Monday, March 31, 2008

nothin' funny 'bout it

when i was in oregon visiting family, i began to realize even more fully that i am becoming a real live adult. part of this realization was that this town that i have visited for 10 or 12 years looks different. not that the things i saw weren't there, just that my eyes were blind to them.

things like the large, yellow sign with large, black lettering right next to the highway which reads "adult shop" ug.

things like the bums, everywhere. desperate need. lifestyle. maybe a bit of both?

things like the houses which weren't built on the hill, or near the 'like, totally cool' shopping areas.

with age and knowledge comes responsibility.

as a broken human leaning on the only thing out there that makes any sense...how can i look at that stuff and not help as i am helped? but i do. i sit at my little computer and write my little blogs about the amusing things of late. hrmmm.

----------

Challenge 1: According to the blog post, for how many years has the writer been visiting the town in Oregon?

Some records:
----------

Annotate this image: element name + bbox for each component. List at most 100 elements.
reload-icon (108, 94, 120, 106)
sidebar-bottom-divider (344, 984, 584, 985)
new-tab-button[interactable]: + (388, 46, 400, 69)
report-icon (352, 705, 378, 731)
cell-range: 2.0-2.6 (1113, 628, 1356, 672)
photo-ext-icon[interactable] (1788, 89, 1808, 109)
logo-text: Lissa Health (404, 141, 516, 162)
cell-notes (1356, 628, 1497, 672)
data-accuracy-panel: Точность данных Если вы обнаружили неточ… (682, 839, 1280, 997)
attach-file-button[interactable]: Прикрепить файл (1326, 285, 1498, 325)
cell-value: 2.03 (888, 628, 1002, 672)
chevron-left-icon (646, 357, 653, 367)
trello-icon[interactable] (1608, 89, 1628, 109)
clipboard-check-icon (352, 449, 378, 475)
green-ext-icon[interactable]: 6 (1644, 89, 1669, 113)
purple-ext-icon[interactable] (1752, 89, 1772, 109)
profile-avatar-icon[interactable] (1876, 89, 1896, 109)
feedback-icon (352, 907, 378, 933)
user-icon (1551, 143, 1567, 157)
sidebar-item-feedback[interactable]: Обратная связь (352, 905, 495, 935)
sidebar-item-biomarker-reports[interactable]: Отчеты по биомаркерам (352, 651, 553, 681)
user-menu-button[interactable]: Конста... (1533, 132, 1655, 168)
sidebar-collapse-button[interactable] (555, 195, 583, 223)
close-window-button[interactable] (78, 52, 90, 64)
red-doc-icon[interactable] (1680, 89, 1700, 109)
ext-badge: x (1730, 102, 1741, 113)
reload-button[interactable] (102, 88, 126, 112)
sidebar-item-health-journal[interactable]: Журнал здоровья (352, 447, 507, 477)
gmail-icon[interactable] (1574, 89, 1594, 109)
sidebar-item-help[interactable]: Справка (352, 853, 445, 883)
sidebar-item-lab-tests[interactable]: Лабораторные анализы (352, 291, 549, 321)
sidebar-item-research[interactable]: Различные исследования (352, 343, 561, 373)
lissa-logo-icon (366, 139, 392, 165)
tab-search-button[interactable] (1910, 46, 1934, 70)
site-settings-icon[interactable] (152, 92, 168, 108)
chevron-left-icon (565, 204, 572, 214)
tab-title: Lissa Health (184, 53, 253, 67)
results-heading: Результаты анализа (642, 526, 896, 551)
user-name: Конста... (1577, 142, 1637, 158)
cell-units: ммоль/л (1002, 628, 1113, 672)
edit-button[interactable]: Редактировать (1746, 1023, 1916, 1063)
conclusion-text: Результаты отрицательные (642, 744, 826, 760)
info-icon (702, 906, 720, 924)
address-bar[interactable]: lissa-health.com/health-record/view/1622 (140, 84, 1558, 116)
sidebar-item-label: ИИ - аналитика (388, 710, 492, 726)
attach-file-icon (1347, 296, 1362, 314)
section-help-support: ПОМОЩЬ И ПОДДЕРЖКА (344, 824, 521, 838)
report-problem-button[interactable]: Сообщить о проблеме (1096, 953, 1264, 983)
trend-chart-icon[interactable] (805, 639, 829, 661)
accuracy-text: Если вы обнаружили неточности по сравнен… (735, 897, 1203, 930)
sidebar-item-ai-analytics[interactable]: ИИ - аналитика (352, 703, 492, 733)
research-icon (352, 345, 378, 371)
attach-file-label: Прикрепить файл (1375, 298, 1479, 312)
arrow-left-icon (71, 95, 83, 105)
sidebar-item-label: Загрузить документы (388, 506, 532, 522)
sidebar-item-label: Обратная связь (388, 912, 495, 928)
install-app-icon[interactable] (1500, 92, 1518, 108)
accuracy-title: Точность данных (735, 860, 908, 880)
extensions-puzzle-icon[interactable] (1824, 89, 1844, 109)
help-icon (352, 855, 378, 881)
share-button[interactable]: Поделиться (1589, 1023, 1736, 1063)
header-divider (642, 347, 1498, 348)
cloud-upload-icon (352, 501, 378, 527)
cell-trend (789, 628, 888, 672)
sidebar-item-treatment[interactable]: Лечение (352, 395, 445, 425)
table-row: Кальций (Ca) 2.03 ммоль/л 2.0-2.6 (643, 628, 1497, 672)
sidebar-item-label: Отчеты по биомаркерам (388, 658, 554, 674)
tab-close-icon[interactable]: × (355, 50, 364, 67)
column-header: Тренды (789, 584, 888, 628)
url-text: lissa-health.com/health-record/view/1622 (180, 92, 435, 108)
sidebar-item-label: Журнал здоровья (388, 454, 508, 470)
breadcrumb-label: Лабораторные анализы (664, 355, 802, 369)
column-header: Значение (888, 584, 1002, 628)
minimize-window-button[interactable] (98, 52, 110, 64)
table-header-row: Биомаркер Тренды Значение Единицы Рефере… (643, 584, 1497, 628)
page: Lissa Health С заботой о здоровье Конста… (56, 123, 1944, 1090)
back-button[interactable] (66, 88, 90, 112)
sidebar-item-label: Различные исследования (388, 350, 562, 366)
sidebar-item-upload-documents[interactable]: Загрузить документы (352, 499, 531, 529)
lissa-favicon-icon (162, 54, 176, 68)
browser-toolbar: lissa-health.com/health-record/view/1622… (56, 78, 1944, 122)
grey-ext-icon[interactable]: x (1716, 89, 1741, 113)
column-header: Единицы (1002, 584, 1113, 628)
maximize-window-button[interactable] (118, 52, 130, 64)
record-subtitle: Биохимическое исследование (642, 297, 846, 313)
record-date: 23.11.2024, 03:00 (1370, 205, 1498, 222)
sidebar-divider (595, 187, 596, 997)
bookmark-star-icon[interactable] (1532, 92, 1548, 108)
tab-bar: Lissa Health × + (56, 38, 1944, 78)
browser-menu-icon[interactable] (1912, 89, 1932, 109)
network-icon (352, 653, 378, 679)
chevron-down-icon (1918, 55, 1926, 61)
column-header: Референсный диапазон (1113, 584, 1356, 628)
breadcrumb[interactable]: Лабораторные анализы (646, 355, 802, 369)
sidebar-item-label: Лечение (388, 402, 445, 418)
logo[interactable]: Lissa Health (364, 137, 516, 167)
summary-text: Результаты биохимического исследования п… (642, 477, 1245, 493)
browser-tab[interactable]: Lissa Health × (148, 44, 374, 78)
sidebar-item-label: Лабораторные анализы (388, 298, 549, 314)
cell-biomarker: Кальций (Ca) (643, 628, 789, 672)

----------

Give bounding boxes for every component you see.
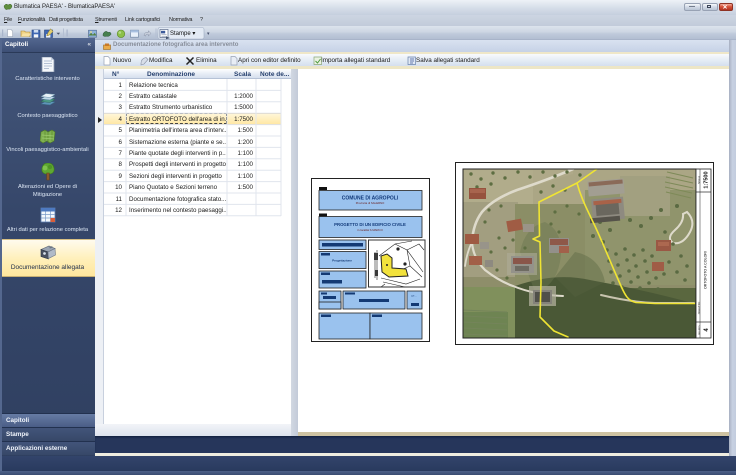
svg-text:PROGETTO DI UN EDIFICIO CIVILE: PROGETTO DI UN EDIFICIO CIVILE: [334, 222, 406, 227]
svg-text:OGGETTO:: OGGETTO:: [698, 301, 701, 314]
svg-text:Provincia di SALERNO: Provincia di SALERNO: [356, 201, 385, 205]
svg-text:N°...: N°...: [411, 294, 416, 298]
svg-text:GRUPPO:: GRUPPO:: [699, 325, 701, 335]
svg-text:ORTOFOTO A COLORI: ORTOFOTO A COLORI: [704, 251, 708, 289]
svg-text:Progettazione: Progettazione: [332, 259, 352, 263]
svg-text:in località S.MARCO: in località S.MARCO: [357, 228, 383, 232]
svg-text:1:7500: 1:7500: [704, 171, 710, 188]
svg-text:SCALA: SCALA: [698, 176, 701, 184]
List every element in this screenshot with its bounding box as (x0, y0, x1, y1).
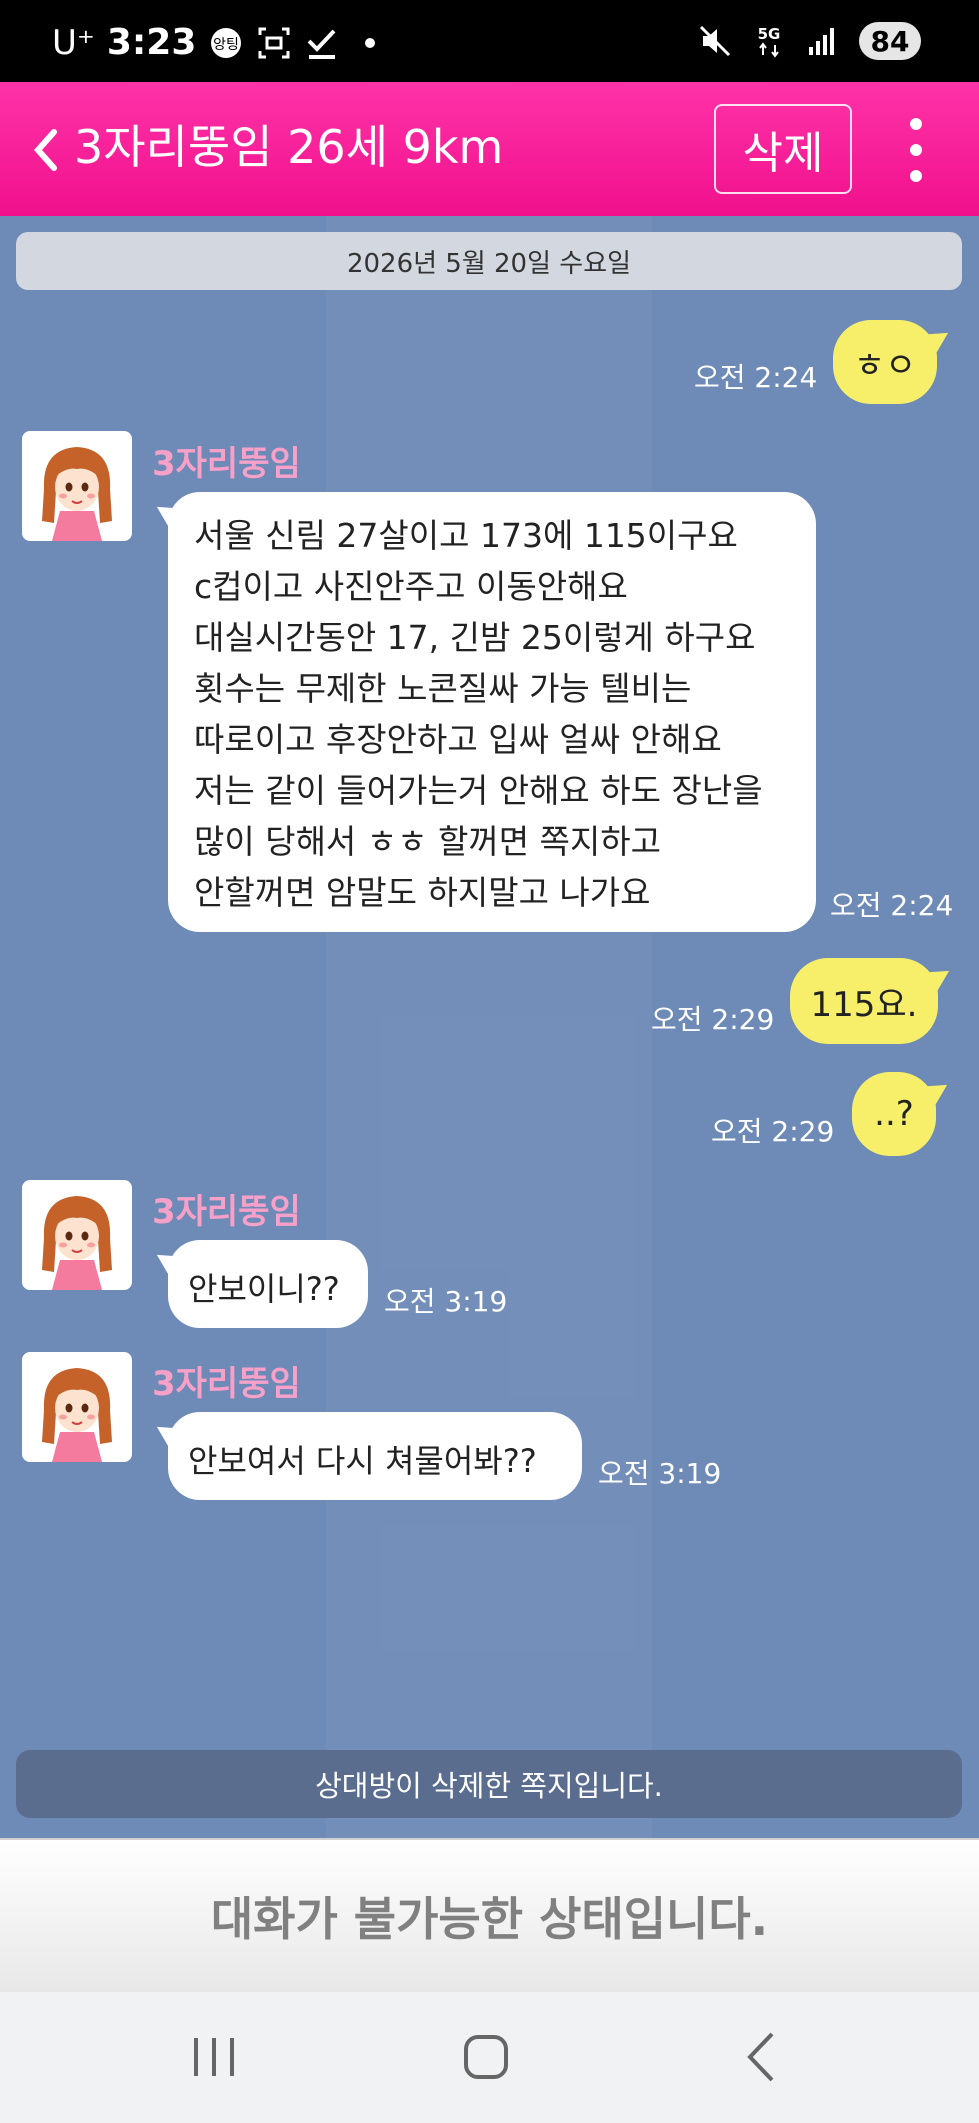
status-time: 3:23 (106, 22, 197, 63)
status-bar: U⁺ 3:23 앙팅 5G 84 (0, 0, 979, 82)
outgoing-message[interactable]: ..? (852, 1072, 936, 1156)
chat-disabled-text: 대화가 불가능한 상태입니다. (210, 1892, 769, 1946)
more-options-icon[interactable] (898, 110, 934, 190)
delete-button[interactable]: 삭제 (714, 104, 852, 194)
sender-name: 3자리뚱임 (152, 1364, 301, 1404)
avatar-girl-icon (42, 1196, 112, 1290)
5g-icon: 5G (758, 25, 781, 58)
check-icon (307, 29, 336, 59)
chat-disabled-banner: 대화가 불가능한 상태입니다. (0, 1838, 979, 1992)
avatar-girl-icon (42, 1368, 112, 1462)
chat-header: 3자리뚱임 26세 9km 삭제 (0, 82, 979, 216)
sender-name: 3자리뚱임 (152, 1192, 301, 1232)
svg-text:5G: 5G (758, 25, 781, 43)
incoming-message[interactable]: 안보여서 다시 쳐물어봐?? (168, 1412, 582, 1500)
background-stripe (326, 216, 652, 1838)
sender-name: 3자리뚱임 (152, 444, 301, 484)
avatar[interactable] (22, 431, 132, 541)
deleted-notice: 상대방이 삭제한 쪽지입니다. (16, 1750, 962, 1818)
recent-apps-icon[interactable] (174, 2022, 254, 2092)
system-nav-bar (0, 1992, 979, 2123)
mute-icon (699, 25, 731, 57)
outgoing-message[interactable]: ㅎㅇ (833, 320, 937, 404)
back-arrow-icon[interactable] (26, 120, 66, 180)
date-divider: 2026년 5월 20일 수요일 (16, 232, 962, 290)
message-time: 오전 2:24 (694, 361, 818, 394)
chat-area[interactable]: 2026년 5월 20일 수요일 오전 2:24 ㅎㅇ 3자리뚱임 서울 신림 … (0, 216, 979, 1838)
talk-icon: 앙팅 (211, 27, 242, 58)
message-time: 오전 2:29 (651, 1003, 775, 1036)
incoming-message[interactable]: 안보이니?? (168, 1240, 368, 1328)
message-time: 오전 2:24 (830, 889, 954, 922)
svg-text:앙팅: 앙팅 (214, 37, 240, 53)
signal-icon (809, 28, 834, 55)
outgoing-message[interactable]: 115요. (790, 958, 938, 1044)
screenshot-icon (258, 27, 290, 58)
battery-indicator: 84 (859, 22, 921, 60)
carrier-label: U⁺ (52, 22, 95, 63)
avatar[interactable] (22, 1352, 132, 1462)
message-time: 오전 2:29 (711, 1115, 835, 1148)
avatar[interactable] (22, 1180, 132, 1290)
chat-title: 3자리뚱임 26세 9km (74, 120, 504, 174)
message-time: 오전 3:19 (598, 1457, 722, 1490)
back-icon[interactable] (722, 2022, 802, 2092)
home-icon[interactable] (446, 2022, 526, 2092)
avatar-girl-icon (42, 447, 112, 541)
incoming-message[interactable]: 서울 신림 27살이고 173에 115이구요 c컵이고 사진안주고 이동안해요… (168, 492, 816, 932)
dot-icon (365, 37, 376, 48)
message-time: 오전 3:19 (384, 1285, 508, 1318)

----------

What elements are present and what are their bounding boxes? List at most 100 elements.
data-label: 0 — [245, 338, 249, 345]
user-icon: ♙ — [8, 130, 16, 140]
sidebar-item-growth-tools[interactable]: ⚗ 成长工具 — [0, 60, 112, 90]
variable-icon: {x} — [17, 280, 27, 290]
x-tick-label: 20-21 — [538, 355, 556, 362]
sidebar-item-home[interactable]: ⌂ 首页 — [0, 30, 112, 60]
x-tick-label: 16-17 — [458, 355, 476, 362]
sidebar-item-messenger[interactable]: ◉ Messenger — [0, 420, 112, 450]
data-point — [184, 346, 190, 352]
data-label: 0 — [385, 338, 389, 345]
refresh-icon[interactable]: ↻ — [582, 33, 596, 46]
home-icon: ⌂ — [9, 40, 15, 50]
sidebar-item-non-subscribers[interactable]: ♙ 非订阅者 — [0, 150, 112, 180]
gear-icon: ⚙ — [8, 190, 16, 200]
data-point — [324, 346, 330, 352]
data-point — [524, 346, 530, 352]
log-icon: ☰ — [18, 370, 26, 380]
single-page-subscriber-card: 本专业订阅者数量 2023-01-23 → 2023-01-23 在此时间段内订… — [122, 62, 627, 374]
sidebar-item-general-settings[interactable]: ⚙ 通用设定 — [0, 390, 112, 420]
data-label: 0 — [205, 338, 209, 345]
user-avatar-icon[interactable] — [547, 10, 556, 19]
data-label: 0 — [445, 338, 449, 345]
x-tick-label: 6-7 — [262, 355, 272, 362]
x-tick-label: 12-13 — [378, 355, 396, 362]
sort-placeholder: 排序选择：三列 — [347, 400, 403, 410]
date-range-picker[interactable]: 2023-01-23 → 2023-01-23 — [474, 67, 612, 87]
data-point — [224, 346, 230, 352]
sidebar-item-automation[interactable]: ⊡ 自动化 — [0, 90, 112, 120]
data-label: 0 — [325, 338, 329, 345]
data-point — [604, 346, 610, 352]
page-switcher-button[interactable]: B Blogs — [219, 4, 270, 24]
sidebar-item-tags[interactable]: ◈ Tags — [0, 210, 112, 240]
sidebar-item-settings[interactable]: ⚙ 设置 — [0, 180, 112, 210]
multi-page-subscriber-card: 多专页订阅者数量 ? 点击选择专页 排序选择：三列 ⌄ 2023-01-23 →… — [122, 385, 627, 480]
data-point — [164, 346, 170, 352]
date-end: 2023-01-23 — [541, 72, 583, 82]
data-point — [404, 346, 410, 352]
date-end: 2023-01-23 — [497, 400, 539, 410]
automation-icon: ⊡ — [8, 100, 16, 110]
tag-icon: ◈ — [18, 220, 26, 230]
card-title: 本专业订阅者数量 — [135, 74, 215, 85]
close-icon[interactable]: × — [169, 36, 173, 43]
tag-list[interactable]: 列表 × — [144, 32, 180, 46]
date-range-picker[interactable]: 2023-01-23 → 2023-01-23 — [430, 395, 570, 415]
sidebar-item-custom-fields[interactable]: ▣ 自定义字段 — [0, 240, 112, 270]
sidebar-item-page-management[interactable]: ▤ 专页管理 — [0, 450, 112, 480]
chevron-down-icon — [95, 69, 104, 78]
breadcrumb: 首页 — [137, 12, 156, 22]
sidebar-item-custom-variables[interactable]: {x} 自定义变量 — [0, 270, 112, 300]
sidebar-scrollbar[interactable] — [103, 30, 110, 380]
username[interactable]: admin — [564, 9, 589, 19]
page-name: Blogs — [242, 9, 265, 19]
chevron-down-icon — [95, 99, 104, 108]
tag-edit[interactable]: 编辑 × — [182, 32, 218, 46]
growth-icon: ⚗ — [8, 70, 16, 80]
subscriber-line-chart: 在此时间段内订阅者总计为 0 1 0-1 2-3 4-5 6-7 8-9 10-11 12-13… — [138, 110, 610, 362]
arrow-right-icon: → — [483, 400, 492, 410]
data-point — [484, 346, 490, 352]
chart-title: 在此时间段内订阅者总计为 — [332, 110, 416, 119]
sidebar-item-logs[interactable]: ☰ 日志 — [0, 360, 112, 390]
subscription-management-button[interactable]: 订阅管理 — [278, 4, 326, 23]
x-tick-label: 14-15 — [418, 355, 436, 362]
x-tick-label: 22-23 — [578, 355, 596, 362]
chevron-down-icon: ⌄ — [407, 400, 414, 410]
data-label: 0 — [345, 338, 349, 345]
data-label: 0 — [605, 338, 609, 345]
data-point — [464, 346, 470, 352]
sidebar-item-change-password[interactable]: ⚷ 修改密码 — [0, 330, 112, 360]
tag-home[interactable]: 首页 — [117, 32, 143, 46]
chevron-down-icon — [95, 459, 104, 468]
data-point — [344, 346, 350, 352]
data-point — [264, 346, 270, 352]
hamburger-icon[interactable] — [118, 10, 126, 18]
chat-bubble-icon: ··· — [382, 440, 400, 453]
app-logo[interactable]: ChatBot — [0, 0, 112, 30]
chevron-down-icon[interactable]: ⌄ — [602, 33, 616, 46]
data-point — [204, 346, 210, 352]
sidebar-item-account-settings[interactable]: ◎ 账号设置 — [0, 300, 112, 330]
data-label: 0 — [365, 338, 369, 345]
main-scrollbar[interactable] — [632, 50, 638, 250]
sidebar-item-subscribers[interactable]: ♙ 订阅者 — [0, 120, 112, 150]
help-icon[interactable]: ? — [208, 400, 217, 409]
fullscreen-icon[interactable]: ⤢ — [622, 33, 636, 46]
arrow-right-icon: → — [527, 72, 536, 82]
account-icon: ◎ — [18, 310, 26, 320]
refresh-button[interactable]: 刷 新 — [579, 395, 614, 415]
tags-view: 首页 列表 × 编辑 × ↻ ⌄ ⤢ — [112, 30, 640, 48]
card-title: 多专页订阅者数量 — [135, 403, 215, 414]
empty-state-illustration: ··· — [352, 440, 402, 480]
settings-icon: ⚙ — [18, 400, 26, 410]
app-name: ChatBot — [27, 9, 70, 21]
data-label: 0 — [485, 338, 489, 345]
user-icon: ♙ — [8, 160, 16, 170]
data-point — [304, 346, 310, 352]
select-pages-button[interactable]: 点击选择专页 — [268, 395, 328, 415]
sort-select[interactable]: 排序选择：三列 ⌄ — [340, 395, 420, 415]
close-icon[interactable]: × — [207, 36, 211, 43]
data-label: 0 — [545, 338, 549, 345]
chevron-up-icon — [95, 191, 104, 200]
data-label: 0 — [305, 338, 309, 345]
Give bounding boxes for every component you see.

----------

Challenge 2: Format the rows from the one containing "What elements are" through the one containing "395, 570, 415]" as a Markdown table with the columns Row and Line. Number each row, put its text under Line, and leave out blank lines.

Full output 1: 10 or 12 years.

Full output 2:
| Row | Line |
|---|---|
| 1 | What elements are present and what are their bounding boxes? List at most 100 elements. |
| 2 | data-label: 0 — [245, 338, 249, 345] |
| 3 | user-icon: ♙ — [8, 130, 16, 140] |
| 4 | sidebar-item-growth-tools[interactable]: ⚗ 成长工具 — [0, 60, 112, 90] |
| 5 | variable-icon: {x} — [17, 280, 27, 290] |
| 6 | x-tick-label: 20-21 — [538, 355, 556, 362] |
| 7 | sidebar-item-home[interactable]: ⌂ 首页 — [0, 30, 112, 60] |
| 8 | x-tick-label: 16-17 — [458, 355, 476, 362] |
| 9 | sidebar-item-messenger[interactable]: ◉ Messenger — [0, 420, 112, 450] |
| 10 | data-point — [184, 346, 190, 352] |
| 11 | data-label: 0 — [385, 338, 389, 345] |
| 12 | refresh-icon[interactable]: ↻ — [582, 33, 596, 46] |
| 13 | home-icon: ⌂ — [9, 40, 15, 50] |
| 14 | sidebar-item-non-subscribers[interactable]: ♙ 非订阅者 — [0, 150, 112, 180] |
| 15 | gear-icon: ⚙ — [8, 190, 16, 200] |
| 16 | data-point — [324, 346, 330, 352] |
| 17 | data-point — [524, 346, 530, 352] |
| 18 | log-icon: ☰ — [18, 370, 26, 380] |
| 19 | single-page-subscriber-card: 本专业订阅者数量 2023-01-23 → 2023-01-23 在此时间段内订… — [122, 62, 627, 374] |
| 20 | sidebar-item-general-settings[interactable]: ⚙ 通用设定 — [0, 390, 112, 420] |
| 21 | data-label: 0 — [205, 338, 209, 345] |
| 22 | user-avatar-icon[interactable] — [547, 10, 556, 19] |
| 23 | data-label: 0 — [445, 338, 449, 345] |
| 24 | x-tick-label: 6-7 — [262, 355, 272, 362] |
| 25 | x-tick-label: 12-13 — [378, 355, 396, 362] |
| 26 | sort-placeholder: 排序选择：三列 — [347, 400, 403, 410] |
| 27 | date-range-picker[interactable]: 2023-01-23 → 2023-01-23 — [474, 67, 612, 87] |
| 28 | data-point — [224, 346, 230, 352] |
| 29 | sidebar-item-automation[interactable]: ⊡ 自动化 — [0, 90, 112, 120] |
| 30 | data-label: 0 — [325, 338, 329, 345] |
| 31 | data-point — [604, 346, 610, 352] |
| 32 | page-switcher-button[interactable]: B Blogs — [219, 4, 270, 24] |
| 33 | sidebar-item-tags[interactable]: ◈ Tags — [0, 210, 112, 240] |
| 34 | sidebar-item-settings[interactable]: ⚙ 设置 — [0, 180, 112, 210] |
| 35 | multi-page-subscriber-card: 多专页订阅者数量 ? 点击选择专页 排序选择：三列 ⌄ 2023-01-23 →… — [122, 385, 627, 480] |
| 36 | data-point — [164, 346, 170, 352] |
| 37 | date-end: 2023-01-23 — [541, 72, 583, 82] |
| 38 | data-point — [404, 346, 410, 352] |
| 39 | date-end: 2023-01-23 — [497, 400, 539, 410] |
| 40 | automation-icon: ⊡ — [8, 100, 16, 110] |
| 41 | tag-icon: ◈ — [18, 220, 26, 230] |
| 42 | card-title: 本专业订阅者数量 — [135, 74, 215, 85] |
| 43 | close-icon[interactable]: × — [169, 36, 173, 43] |
| 44 | tag-list[interactable]: 列表 × — [144, 32, 180, 46] |
| 45 | date-range-picker[interactable]: 2023-01-23 → 2023-01-23 — [430, 395, 570, 415] |